■ WHAT YOU WILL DO
As the answer, give a copy of each line below that includes the word "Attributable".

■ Records from a collection of figures
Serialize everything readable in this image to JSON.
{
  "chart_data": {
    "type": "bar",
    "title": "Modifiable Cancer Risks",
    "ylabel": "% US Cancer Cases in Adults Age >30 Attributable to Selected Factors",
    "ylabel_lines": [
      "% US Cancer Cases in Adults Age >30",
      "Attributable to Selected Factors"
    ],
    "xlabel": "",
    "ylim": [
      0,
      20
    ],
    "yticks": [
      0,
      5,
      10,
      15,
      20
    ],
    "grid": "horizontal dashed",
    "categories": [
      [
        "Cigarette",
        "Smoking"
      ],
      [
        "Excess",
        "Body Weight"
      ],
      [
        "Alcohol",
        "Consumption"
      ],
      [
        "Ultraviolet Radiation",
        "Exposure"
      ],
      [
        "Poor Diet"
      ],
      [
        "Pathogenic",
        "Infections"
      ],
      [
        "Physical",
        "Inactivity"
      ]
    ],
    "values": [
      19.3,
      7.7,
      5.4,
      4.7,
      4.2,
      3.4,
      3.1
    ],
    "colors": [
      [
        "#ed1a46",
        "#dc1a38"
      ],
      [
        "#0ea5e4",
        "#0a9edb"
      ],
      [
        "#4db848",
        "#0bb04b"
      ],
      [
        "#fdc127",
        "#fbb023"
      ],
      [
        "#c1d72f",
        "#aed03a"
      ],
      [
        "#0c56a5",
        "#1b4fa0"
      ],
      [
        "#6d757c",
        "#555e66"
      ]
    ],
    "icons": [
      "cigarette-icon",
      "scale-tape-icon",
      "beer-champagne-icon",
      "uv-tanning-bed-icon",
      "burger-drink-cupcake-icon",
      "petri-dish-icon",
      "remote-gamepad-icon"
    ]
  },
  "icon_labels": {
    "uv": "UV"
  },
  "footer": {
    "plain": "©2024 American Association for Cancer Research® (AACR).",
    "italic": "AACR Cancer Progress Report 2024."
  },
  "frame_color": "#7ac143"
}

■ SOLUTION BELOW
    "ylabel": "% US Cancer Cases in Adults Age >30 Attributable to Selected Factors",
      "Attributable to Selected Factors"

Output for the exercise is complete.